··· Information shown ···

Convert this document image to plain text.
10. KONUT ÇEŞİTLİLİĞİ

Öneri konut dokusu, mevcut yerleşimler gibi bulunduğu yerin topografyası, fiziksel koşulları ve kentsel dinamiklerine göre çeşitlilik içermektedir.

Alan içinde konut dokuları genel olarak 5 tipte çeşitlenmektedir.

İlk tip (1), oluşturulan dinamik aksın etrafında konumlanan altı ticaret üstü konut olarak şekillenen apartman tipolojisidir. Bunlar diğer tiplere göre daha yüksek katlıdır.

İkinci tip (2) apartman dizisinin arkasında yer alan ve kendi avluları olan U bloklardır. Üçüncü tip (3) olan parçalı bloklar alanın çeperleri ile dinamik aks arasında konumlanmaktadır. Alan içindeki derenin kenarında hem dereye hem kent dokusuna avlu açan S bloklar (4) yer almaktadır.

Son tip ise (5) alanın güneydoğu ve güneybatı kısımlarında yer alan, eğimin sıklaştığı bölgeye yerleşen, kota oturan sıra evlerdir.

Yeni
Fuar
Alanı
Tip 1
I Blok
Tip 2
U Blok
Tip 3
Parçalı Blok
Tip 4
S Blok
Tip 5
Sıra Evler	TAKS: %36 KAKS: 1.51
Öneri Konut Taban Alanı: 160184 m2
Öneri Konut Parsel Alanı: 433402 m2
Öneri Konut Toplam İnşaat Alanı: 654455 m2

···

- **What you are asked to do**
Go through the records and gather the lines that hold "göre".

- **Correct result**
Öneri konut dokusu, mevcut yerleşimler gibi bulunduğu yerin topografyası, fiziksel koşulları ve kentsel dinamiklerine göre çeşitlilik içermektedir.
İlk tip (1), oluşturulan dinamik aksın etrafında konumlanan altı ticaret üstü konut olarak şekillenen apartman tipolojisidir. Bunlar diğer tiplere göre daha yüksek katlıdır.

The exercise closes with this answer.